Exercise brief
Without including the pictures, copy out every line below.

Excerpted records
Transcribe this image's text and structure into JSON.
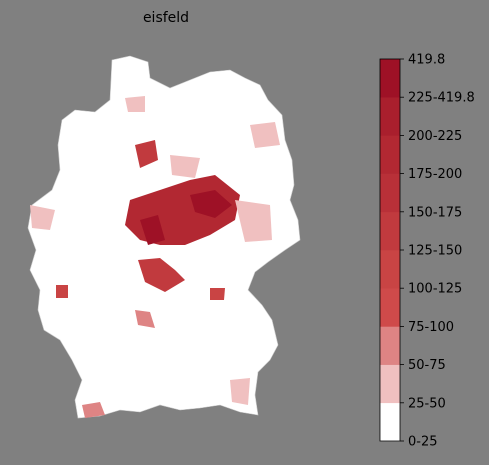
{
  "title": "eisfeld",
  "colorbar": {
    "ticks": [
      "0-25",
      "25-50",
      "50-75",
      "75-100",
      "100-125",
      "125-150",
      "150-175",
      "175-200",
      "200-225",
      "225-419.8",
      "419.8"
    ],
    "colors": [
      "#ffffff",
      "#f0c0c0",
      "#de8484",
      "#cf4a4a",
      "#c94444",
      "#c13a3e",
      "#b93038",
      "#b22832",
      "#a91f2d",
      "#9e1126"
    ]
  }
}
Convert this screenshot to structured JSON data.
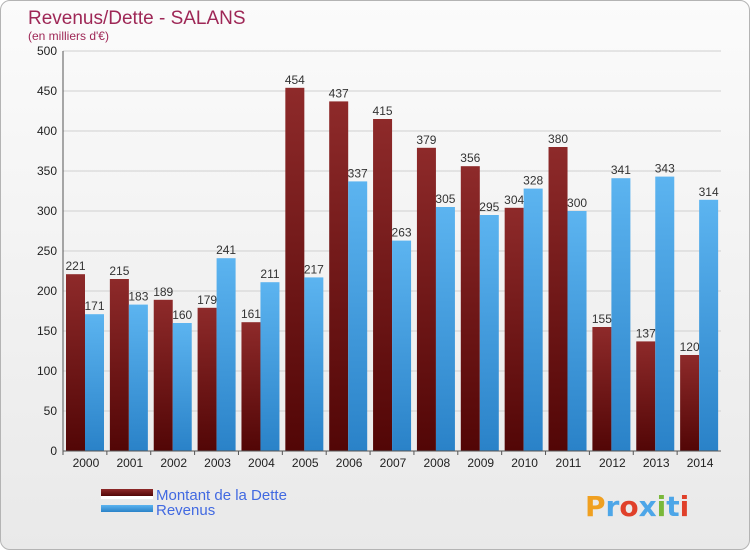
{
  "chart_data": {
    "type": "bar",
    "title": "Revenus/Dette - SALANS",
    "subtitle": "(en milliers d'€)",
    "categories": [
      "2000",
      "2001",
      "2002",
      "2003",
      "2004",
      "2005",
      "2006",
      "2007",
      "2008",
      "2009",
      "2010",
      "2011",
      "2012",
      "2013",
      "2014"
    ],
    "series": [
      {
        "name": "Montant de la Dette",
        "color": "#7a1a1a",
        "values": [
          221,
          215,
          189,
          179,
          161,
          454,
          437,
          415,
          379,
          356,
          304,
          380,
          155,
          137,
          120
        ]
      },
      {
        "name": "Revenus",
        "color": "#4da6e8",
        "values": [
          171,
          183,
          160,
          241,
          211,
          217,
          337,
          263,
          305,
          295,
          328,
          300,
          341,
          343,
          314
        ]
      }
    ],
    "ylim": [
      0,
      500
    ],
    "yticks": [
      0,
      50,
      100,
      150,
      200,
      250,
      300,
      350,
      400,
      450,
      500
    ],
    "grid": true,
    "legend_position": "bottom-left"
  },
  "logo": {
    "text": "Proxiti",
    "colors": [
      "#f0a020",
      "#4da6e8",
      "#e0402a",
      "#4da6e8",
      "#7ab83a",
      "#4da6e8",
      "#e0402a"
    ]
  }
}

Exercise response
Transcribe this image's text and structure into JSON.
{
  "title": "eisfeld",
  "colorbar": {
    "ticks": [
      "0-25",
      "25-50",
      "50-75",
      "75-100",
      "100-125",
      "125-150",
      "150-175",
      "175-200",
      "200-225",
      "225-419.8",
      "419.8"
    ],
    "colors": [
      "#ffffff",
      "#f0c0c0",
      "#de8484",
      "#cf4a4a",
      "#c94444",
      "#c13a3e",
      "#b93038",
      "#b22832",
      "#a91f2d",
      "#9e1126"
    ]
  }
}
Convert this screenshot to structured JSON data.
{
  "chart_data": {
    "type": "bar",
    "title": "Revenus/Dette - SALANS",
    "subtitle": "(en milliers d'€)",
    "categories": [
      "2000",
      "2001",
      "2002",
      "2003",
      "2004",
      "2005",
      "2006",
      "2007",
      "2008",
      "2009",
      "2010",
      "2011",
      "2012",
      "2013",
      "2014"
    ],
    "series": [
      {
        "name": "Montant de la Dette",
        "color": "#7a1a1a",
        "values": [
          221,
          215,
          189,
          179,
          161,
          454,
          437,
          415,
          379,
          356,
          304,
          380,
          155,
          137,
          120
        ]
      },
      {
        "name": "Revenus",
        "color": "#4da6e8",
        "values": [
          171,
          183,
          160,
          241,
          211,
          217,
          337,
          263,
          305,
          295,
          328,
          300,
          341,
          343,
          314
        ]
      }
    ],
    "ylim": [
      0,
      500
    ],
    "yticks": [
      0,
      50,
      100,
      150,
      200,
      250,
      300,
      350,
      400,
      450,
      500
    ],
    "grid": true,
    "legend_position": "bottom-left"
  },
  "logo": {
    "text": "Proxiti",
    "colors": [
      "#f0a020",
      "#4da6e8",
      "#e0402a",
      "#4da6e8",
      "#7ab83a",
      "#4da6e8",
      "#e0402a"
    ]
  }
}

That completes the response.